GIVEN PROBLEM: From the entries below, copy every line where the string "Growth" appears.

[Figure record listings]
══════════
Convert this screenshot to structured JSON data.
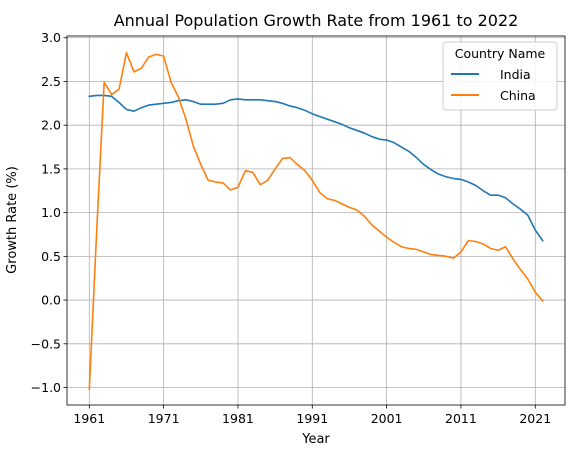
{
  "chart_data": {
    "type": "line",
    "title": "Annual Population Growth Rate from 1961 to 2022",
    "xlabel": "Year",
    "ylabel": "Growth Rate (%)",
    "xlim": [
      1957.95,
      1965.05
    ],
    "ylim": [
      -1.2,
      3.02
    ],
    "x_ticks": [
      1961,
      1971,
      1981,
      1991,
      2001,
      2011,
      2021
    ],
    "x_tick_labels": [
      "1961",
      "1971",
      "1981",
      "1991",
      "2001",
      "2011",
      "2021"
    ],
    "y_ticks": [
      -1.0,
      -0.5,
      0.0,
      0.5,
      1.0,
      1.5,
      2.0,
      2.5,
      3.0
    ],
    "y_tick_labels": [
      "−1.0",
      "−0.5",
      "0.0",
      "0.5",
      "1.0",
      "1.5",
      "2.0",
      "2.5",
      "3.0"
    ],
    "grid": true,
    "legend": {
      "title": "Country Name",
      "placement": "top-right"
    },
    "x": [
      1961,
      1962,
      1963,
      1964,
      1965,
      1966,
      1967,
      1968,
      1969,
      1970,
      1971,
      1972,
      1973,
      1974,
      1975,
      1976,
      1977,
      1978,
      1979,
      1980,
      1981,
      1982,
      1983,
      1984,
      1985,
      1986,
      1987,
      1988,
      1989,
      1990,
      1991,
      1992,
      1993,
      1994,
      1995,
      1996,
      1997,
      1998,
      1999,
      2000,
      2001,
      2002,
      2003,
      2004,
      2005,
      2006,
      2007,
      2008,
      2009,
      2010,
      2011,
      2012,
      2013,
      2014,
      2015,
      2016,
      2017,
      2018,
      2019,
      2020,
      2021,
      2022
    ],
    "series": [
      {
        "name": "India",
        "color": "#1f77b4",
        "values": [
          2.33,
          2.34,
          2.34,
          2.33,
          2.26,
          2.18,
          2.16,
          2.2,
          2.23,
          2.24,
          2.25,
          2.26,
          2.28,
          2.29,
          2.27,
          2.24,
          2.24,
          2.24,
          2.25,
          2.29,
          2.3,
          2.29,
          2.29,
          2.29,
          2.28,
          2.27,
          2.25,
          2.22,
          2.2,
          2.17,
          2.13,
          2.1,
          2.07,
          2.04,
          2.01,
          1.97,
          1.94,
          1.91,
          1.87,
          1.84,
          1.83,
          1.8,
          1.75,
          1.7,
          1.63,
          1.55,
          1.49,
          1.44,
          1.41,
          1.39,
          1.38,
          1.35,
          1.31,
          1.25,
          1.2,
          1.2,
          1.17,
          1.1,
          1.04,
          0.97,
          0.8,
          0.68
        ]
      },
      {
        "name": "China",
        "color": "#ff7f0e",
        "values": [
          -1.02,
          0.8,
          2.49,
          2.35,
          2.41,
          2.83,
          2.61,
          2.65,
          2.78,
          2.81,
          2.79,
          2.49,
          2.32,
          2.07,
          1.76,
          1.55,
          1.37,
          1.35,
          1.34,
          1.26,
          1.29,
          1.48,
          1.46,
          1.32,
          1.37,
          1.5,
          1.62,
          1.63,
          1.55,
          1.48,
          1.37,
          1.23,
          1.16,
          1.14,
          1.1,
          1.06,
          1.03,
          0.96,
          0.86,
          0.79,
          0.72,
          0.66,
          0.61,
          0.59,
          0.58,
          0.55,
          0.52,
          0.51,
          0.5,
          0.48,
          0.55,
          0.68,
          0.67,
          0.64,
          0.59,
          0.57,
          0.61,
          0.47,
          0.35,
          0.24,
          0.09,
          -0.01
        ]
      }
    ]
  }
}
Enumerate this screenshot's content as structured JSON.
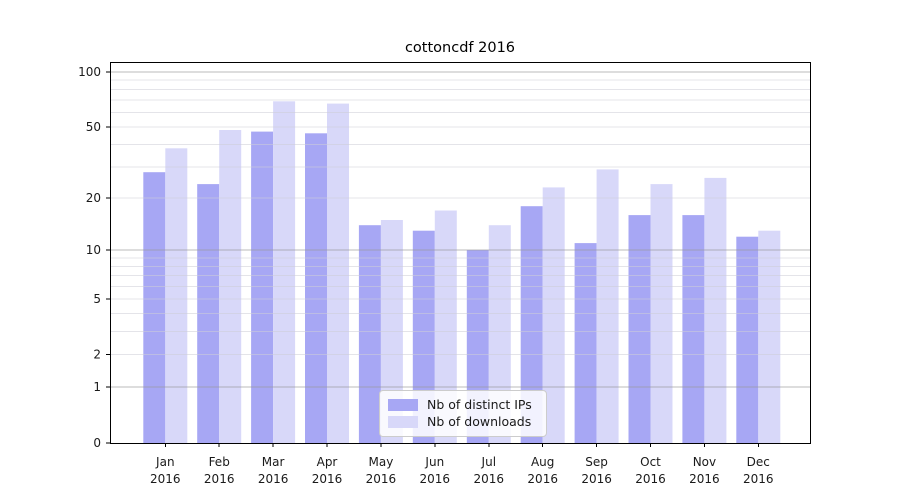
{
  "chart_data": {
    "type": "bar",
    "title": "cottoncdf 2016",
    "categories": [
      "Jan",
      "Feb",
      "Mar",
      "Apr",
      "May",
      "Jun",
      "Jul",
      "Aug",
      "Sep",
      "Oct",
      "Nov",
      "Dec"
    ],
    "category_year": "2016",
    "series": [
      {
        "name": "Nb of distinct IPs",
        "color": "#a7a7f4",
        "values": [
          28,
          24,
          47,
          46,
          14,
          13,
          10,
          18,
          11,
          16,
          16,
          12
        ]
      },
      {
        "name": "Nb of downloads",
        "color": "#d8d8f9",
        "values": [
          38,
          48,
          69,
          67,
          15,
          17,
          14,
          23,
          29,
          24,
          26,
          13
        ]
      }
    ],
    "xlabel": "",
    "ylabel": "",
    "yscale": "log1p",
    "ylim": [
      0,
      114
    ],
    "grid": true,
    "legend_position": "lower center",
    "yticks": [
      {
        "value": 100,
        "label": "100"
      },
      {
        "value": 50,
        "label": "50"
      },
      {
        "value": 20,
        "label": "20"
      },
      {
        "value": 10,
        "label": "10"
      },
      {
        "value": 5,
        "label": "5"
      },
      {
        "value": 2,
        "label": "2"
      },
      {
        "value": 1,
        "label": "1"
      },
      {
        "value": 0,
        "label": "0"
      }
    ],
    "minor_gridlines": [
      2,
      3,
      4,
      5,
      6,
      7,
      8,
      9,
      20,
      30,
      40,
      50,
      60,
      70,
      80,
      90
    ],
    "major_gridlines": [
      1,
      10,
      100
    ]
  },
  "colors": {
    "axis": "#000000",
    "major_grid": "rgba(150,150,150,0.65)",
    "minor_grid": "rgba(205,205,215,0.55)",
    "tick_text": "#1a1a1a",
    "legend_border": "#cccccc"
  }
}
══════════
OUTPUT FOR THIS TASK:
    "title": "Annual Population Growth Rate from 1961 to 2022",
    "ylabel": "Growth Rate (%)",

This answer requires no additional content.